After participating in the collective film Chacun son cinéma to celebrate the 70th anniversary of Cannes, he directed The Ghost Writer (2010), based on the novel by Robert Harris, receiving a Silver Bear at the Berlinale. Carnage, adapted from Yasmina Reza’s play, starring Kate Winslet, Christoph Waltz, Jodie Foster and John C. Reilly, earned him another César for Best Adapted Screenplay and received a Golden Lion in Venice.
In addition, he received a César for Best Director for his adaptation of David Ives’ play La Vénus à la fourrure (Venus in Fur, 2014). In 2017 he adapted Delphine de Vigan’s novel D’après une histoire vraie (Based on a True Story), starring Seigner and Eva Green. J’accuse (An Officer and a Spy, 2019), was his take on the Dreyfus Affair with Jean Dujardin. The film won the Silver Lion at Venice and the César Award for Best Director. His latest work, The Palace, was presented out of competition in Venice this year.

### STORED ROWS

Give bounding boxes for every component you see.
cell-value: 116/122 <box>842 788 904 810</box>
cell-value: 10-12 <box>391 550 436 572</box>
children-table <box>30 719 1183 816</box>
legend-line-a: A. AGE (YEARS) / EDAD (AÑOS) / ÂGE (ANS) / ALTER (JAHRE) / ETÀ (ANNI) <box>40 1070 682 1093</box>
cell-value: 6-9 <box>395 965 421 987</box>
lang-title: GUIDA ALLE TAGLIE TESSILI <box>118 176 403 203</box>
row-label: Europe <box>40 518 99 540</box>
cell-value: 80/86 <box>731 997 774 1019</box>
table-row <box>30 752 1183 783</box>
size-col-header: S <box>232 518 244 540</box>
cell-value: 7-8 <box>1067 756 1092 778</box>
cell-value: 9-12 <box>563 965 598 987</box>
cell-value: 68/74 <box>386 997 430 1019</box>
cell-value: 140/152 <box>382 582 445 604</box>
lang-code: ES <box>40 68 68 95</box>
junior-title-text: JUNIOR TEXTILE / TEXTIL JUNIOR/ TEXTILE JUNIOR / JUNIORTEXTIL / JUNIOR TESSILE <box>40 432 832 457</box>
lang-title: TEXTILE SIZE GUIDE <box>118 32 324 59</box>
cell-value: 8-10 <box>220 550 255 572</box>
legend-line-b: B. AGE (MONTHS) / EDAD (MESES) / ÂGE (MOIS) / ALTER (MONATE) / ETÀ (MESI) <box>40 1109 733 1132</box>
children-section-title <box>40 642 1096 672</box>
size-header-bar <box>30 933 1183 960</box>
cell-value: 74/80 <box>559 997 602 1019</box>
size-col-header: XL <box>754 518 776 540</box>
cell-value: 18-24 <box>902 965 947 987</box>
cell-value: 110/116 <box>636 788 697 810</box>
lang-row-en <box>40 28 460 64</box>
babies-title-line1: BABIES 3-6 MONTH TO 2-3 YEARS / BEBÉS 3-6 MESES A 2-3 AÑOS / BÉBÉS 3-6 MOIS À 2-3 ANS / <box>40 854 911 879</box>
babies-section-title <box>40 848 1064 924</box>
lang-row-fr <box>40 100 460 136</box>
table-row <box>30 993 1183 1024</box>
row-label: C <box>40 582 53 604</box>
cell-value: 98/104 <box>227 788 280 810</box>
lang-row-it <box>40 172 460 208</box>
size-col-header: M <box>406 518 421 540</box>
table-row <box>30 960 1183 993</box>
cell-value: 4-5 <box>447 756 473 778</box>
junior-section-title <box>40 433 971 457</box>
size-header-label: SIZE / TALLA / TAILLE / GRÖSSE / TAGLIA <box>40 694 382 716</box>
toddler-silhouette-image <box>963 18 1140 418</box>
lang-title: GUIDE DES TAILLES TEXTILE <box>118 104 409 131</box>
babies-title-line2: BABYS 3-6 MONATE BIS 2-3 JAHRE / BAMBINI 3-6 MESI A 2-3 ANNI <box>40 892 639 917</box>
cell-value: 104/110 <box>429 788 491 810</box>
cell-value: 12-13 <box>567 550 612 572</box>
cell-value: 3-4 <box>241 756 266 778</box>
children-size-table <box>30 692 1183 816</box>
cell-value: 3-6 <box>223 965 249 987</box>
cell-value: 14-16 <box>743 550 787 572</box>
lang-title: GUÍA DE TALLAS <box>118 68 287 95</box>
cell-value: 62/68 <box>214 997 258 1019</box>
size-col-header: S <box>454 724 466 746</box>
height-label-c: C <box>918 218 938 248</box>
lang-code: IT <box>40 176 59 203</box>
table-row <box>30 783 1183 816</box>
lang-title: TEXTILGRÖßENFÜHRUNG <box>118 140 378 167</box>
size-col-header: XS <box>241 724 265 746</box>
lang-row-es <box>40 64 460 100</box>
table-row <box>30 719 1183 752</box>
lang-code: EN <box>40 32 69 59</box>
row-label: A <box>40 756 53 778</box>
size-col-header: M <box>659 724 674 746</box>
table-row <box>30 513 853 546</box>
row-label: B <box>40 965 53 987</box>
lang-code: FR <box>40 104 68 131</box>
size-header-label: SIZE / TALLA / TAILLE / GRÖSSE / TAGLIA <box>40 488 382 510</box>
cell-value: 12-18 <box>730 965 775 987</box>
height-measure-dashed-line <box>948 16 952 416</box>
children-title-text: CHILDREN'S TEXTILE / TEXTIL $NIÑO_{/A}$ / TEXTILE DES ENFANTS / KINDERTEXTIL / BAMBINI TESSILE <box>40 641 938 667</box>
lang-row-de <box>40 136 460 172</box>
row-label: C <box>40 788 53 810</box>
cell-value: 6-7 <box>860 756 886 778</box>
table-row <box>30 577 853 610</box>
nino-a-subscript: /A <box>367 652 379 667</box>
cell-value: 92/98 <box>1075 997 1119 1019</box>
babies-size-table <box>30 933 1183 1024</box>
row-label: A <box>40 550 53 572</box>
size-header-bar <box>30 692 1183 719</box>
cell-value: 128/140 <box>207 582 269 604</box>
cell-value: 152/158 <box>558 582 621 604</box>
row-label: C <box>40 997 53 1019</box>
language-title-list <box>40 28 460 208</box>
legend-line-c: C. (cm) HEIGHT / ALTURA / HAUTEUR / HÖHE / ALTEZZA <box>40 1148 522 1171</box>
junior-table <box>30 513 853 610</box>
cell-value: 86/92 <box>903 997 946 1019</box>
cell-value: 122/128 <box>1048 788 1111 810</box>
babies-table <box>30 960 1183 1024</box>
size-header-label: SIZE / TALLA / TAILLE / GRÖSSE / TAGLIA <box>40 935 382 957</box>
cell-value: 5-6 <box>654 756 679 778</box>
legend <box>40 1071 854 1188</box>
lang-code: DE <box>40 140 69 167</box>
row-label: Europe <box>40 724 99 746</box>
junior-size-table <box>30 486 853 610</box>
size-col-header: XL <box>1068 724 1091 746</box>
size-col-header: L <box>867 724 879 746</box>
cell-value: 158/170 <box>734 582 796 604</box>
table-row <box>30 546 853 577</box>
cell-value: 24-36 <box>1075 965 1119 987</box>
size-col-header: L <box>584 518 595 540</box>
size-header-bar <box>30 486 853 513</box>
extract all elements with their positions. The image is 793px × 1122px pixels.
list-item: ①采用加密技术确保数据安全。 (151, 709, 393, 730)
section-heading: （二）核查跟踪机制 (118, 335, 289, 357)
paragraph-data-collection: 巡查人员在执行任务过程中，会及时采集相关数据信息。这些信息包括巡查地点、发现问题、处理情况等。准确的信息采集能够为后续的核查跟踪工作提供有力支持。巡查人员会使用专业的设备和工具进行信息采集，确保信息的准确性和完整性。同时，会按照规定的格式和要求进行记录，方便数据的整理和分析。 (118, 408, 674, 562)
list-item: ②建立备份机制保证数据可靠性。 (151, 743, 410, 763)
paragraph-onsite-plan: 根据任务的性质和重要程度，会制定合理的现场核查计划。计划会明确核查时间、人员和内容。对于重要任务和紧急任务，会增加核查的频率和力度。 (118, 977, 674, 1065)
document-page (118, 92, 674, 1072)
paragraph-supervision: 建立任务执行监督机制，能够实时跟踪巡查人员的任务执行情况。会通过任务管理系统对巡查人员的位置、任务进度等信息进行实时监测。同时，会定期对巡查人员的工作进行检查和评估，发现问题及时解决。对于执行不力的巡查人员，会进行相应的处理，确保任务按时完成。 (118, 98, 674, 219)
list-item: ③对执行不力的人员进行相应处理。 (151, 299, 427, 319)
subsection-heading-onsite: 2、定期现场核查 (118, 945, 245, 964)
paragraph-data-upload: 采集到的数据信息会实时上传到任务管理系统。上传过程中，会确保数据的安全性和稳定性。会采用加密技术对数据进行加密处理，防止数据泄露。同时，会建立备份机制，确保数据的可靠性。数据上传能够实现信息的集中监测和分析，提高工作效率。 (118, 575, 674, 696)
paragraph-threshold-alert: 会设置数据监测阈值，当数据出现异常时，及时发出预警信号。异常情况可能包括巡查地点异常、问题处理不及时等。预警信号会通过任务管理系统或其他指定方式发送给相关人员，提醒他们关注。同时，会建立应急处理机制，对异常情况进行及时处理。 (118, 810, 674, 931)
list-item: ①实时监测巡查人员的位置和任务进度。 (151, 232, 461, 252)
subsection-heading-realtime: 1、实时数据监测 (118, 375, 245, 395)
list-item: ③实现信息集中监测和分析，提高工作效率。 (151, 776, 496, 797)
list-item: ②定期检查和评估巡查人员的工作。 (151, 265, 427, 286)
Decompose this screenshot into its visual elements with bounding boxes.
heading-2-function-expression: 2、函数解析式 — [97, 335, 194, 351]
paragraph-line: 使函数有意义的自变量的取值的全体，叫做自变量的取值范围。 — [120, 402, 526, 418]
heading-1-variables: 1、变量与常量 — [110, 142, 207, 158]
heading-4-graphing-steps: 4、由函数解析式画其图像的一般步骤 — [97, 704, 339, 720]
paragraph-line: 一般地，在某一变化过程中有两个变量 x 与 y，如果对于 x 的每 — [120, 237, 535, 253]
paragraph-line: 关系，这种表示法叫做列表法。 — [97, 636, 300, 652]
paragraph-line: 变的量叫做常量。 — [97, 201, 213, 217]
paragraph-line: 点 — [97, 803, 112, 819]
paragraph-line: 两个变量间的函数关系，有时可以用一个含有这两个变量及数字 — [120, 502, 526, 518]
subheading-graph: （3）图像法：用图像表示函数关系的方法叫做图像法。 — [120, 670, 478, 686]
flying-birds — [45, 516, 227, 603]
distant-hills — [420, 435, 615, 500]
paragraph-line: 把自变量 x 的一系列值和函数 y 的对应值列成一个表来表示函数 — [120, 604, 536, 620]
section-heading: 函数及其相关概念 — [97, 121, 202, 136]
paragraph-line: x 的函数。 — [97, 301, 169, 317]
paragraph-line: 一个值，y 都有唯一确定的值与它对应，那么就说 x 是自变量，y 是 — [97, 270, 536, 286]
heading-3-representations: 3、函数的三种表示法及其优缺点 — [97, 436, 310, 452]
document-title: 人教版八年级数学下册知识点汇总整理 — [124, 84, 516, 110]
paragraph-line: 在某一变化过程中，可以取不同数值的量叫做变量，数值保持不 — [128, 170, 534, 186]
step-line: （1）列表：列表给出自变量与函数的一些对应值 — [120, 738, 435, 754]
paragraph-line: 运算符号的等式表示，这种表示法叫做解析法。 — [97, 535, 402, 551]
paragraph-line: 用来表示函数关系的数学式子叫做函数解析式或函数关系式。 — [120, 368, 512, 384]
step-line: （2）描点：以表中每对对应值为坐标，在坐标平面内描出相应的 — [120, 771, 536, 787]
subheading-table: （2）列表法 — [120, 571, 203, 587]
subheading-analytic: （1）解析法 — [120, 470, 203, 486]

### PROBLEMS TO SOLVE
**A)** According to the passage on the director's films, what prize did The Ghost Writer win at the Berlinale?
**B)** Resume the passage on the director's films, picking up after its final sentence.
The records have nothing to do with what follows.

### OUTPUTS IN ORDER
**A)** A Silver Bear.

**B)**
A member of the French Academy of Fine Arts since 1998, Roman Polanski directed Alban Berg’s opera Lulu at the Spoleto Festival in 1974, Verdi’s Rigoletto at the Munich Opera, and Offenbach’s Les Contes d’Hofmann at the Opéra Bastille in Paris. He also portrayed Mozart in Peter Shaffer’s Amadeus, first in Warsaw (1981) and then in Paris (1982).